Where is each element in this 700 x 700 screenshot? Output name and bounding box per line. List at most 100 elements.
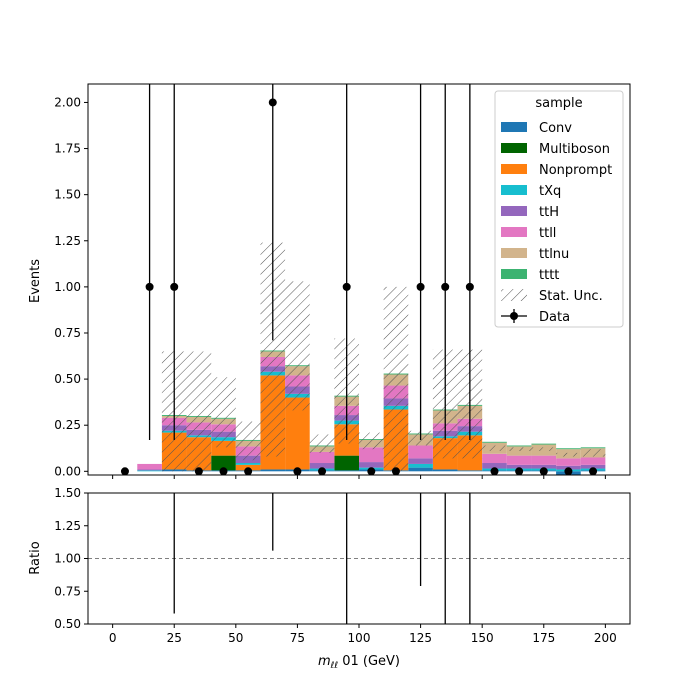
bar-ttll (531, 455, 557, 465)
legend-label: Multiboson (539, 142, 610, 157)
data-point (244, 467, 253, 476)
bar-ttll (309, 451, 335, 464)
stat-unc-band (186, 351, 212, 472)
bar-tth (408, 458, 433, 464)
data-point (170, 282, 179, 291)
bar-tth (482, 463, 507, 469)
legend: sample Conv Multiboson Nonprompt tXq ttH ttll t… (494, 90, 624, 328)
stat-unc-band (580, 449, 606, 457)
bar-ttll (580, 457, 606, 465)
data-point (145, 282, 154, 291)
bottom-panel: 0.50 0.75 1.00 1.25 1.50 0 25 50 75 100 125 150 175 2… (54, 486, 631, 645)
bottom-x-tick-label: 175 (532, 631, 555, 645)
top-y-tick-label: 1.75 (54, 142, 81, 156)
data-point (342, 282, 351, 291)
bar-ttlnu (506, 446, 532, 456)
bar-tttt (531, 443, 557, 445)
bar-conv (260, 469, 286, 472)
legend-swatch-txq (501, 185, 527, 195)
top-y-tick-label: 1.50 (54, 188, 81, 202)
bar-tth (531, 464, 557, 469)
stat-unc-band (309, 434, 335, 453)
bottom-x-tick-label: 125 (409, 631, 432, 645)
top-y-tick-label: 2.00 (54, 95, 81, 109)
data-point (120, 467, 129, 476)
bar-txq (235, 463, 261, 465)
data-point (318, 467, 327, 476)
data-point (194, 467, 203, 476)
legend-swatch-ttlnu (501, 248, 527, 258)
legend-swatch-multiboson (501, 143, 527, 153)
top-y-axis-label: Events (28, 259, 43, 303)
bottom-x-tick-label: 150 (471, 631, 494, 645)
stat-unc-band (482, 445, 507, 452)
legend-label: ttH (539, 205, 559, 220)
bottom-plot-area (88, 493, 630, 624)
bar-ttll (556, 458, 581, 466)
bottom-y-tick-label: 0.50 (54, 617, 81, 631)
data-point (219, 467, 228, 476)
top-y-tick-label: 0.25 (54, 418, 81, 432)
bar-tth (309, 463, 335, 469)
bottom-y-axis-label: Ratio (28, 541, 43, 574)
legend-label: Stat. Unc. (539, 289, 603, 304)
legend-label: tttt (539, 268, 559, 283)
bar-conv (334, 470, 359, 472)
bottom-y-tick-label: 1.50 (54, 486, 81, 500)
top-y-tick-label: 1.25 (54, 234, 81, 248)
top-y-tick-label: 1.00 (54, 280, 81, 294)
stat-unc-band (285, 281, 310, 411)
top-y-tick-label: 0.75 (54, 326, 81, 340)
bottom-y-tick-label: 1.25 (54, 519, 81, 533)
bar-tttt (580, 447, 606, 449)
bar-ttll (137, 463, 162, 470)
bar-multiboson (334, 455, 359, 471)
stat-unc-band (359, 432, 384, 450)
bar-tttt (482, 441, 507, 443)
data-point (589, 467, 598, 476)
legend-data-marker (510, 312, 518, 320)
legend-swatch-tttt (501, 269, 527, 279)
legend-label: Data (539, 310, 570, 325)
bottom-y-tick-label: 0.75 (54, 584, 81, 598)
bottom-x-tick-label: 200 (594, 631, 617, 645)
data-point (293, 467, 302, 476)
legend-swatch-ttll (501, 227, 527, 237)
stat-unc-band (235, 421, 261, 461)
bottom-x-tick-label: 25 (167, 631, 182, 645)
legend-swatch-stat-unc (501, 289, 527, 301)
stat-unc-band (506, 447, 532, 452)
stat-unc-band (211, 377, 236, 448)
data-point (539, 467, 548, 476)
stat-unc-band (556, 452, 581, 457)
bar-tttt (506, 445, 532, 447)
data-point (441, 282, 450, 291)
data-point (490, 467, 499, 476)
bar-txq (408, 463, 433, 468)
bar-ttll (482, 453, 507, 464)
bar-tttt (556, 448, 581, 450)
bar-txq (137, 470, 162, 472)
legend-title: sample (535, 96, 582, 111)
data-point (515, 467, 524, 476)
top-y-tick-label: 0.50 (54, 372, 81, 386)
bottom-x-tick-label: 50 (228, 631, 243, 645)
data-point (416, 282, 425, 291)
legend-label: Nonprompt (539, 163, 612, 178)
bar-conv (432, 469, 458, 472)
x-axis-label: mℓℓ 01 (GeV) (318, 654, 400, 671)
legend-label: ttlnu (539, 247, 569, 262)
bottom-x-tick-label: 0 (109, 631, 117, 645)
bar-tth (137, 469, 162, 471)
bar-ttll (506, 455, 532, 465)
bottom-y-tick-label: 1.00 (54, 552, 81, 566)
bar-multiboson (211, 455, 236, 471)
bar-conv (408, 467, 433, 472)
legend-swatch-tth (501, 206, 527, 216)
bar-ttll (408, 445, 433, 459)
bar-tth (506, 464, 532, 469)
legend-swatch-nonprompt (501, 164, 527, 174)
data-point (564, 467, 573, 476)
bar-tth (359, 462, 384, 468)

Exercise instructions —
Express every line of the listing above as a JSON list of strings, one string per line, leaving out blank lines and the picture placeholders.

The response —
[
  "Where is each element in this 700 x 700 screenshot? Output name and bounding box per line. List at most 100 elements.",
  "bar-ttll (531, 455, 557, 465)",
  "legend-label: Multiboson (539, 142, 610, 157)",
  "data-point (244, 467, 253, 476)",
  "bar-ttll (309, 451, 335, 464)",
  "stat-unc-band (186, 351, 212, 472)",
  "bar-tth (408, 458, 433, 464)",
  "data-point (170, 282, 179, 291)",
  "bar-tth (482, 463, 507, 469)",
  "legend: sample Conv Multiboson Nonprompt tXq ttH ttll t… (494, 90, 624, 328)",
  "stat-unc-band (580, 449, 606, 457)",
  "bar-ttll (580, 457, 606, 465)",
  "data-point (145, 282, 154, 291)",
  "bottom-panel: 0.50 0.75 1.00 1.25 1.50 0 25 50 75 100 125 150 175 2… (54, 486, 631, 645)",
  "bottom-x-tick-label: 175 (532, 631, 555, 645)",
  "top-y-tick-label: 1.75 (54, 142, 81, 156)",
  "data-point (342, 282, 351, 291)",
  "bar-ttlnu (506, 446, 532, 456)",
  "bar-tttt (531, 443, 557, 445)",
  "bar-conv (260, 469, 286, 472)",
  "legend-swatch-txq (501, 185, 527, 195)",
  "top-y-tick-label: 1.50 (54, 188, 81, 202)",
  "bar-tth (531, 464, 557, 469)",
  "stat-unc-band (309, 434, 335, 453)",
  "bottom-x-tick-label: 125 (409, 631, 432, 645)",
  "top-y-tick-label: 2.00 (54, 95, 81, 109)",
  "data-point (120, 467, 129, 476)",
  "bar-txq (235, 463, 261, 465)",
  "data-point (318, 467, 327, 476)",
  "data-point (194, 467, 203, 476)",
  "legend-swatch-ttlnu (501, 248, 527, 258)",
  "legend-swatch-multiboson (501, 143, 527, 153)",
  "top-y-axis-label: Events (28, 259, 43, 303)",
  "bottom-x-tick-label: 150 (471, 631, 494, 645)",
  "stat-unc-band (482, 445, 507, 452)",
  "legend-label: ttH (539, 205, 559, 220)",
  "bottom-plot-area (88, 493, 630, 624)",
  "bar-ttll (556, 458, 581, 466)",
  "bottom-y-tick-label: 0.50 (54, 617, 81, 631)",
  "data-point (219, 467, 228, 476)",
  "top-y-tick-label: 0.25 (54, 418, 81, 432)",
  "bar-tth (309, 463, 335, 469)",
  "bottom-y-axis-label: Ratio (28, 541, 43, 574)",
  "legend-label: Stat. Unc. (539, 289, 603, 304)",
  "legend-label: tttt (539, 268, 559, 283)",
  "bar-conv (334, 470, 359, 472)",
  "bottom-y-tick-label: 1.50 (54, 486, 81, 500)",
  "top-y-tick-label: 1.25 (54, 234, 81, 248)",
  "top-y-tick-label: 1.00 (54, 280, 81, 294)",
  "stat-unc-band (285, 281, 310, 411)",
  "top-y-tick-label: 0.75 (54, 326, 81, 340)",
  "bottom-y-tick-label: 1.25 (54, 519, 81, 533)",
  "bar-tttt (580, 447, 606, 449)",
  "bar-ttll (137, 463, 162, 470)",
  "bar-multiboson (334, 455, 359, 471)",
  "stat-unc-band (359, 432, 384, 450)",
  "bar-tttt (482, 441, 507, 443)",
  "data-point (589, 467, 598, 476)",
  "legend-data-marker (510, 312, 518, 320)",
  "legend-swatch-tttt (501, 269, 527, 279)",
  "legend-label: Data (539, 310, 570, 325)",
  "bottom-y-tick-label: 0.75 (54, 584, 81, 598)",
  "bottom-x-tick-label: 200 (594, 631, 617, 645)",
  "data-point (293, 467, 302, 476)",
  "legend-swatch-ttll (501, 227, 527, 237)",
  "stat-unc-band (235, 421, 261, 461)",
  "bottom-x-tick-label: 25 (167, 631, 182, 645)",
  "legend-swatch-stat-unc (501, 289, 527, 301)",
  "stat-unc-band (506, 447, 532, 452)",
  "stat-unc-band (211, 377, 236, 448)",
  "data-point (539, 467, 548, 476)",
  "stat-unc-band (556, 452, 581, 457)",
  "bar-tttt (506, 445, 532, 447)",
  "data-point (441, 282, 450, 291)",
  "data-point (490, 467, 499, 476)",
  "bar-txq (408, 463, 433, 468)",
  "bar-ttll (482, 453, 507, 464)",
  "bar-tttt (556, 448, 581, 450)",
  "bar-txq (137, 470, 162, 472)",
  "legend-title: sample (535, 96, 582, 111)",
  "data-point (515, 467, 524, 476)",
  "top-y-tick-label: 0.50 (54, 372, 81, 386)",
  "bottom-x-tick-label: 50 (228, 631, 243, 645)",
  "data-point (416, 282, 425, 291)",
  "legend-label: Nonprompt (539, 163, 612, 178)",
  "bar-conv (432, 469, 458, 472)",
  "x-axis-label: mℓℓ 01 (GeV) (318, 654, 400, 671)",
  "legend-label: ttlnu (539, 247, 569, 262)",
  "bottom-x-tick-label: 0 (109, 631, 117, 645)",
  "bar-tth (137, 469, 162, 471)",
  "bar-ttll (506, 455, 532, 465)",
  "bottom-y-tick-label: 1.00 (54, 552, 81, 566)",
  "bar-multiboson (211, 455, 236, 471)",
  "bar-conv (408, 467, 433, 472)",
  "legend-swatch-tth (501, 206, 527, 216)",
  "bar-ttll (408, 445, 433, 459)",
  "bar-tth (506, 464, 532, 469)",
  "legend-swatch-nonprompt (501, 164, 527, 174)",
  "data-point (564, 467, 573, 476)",
  "bar-tth (359, 462, 384, 468)"
]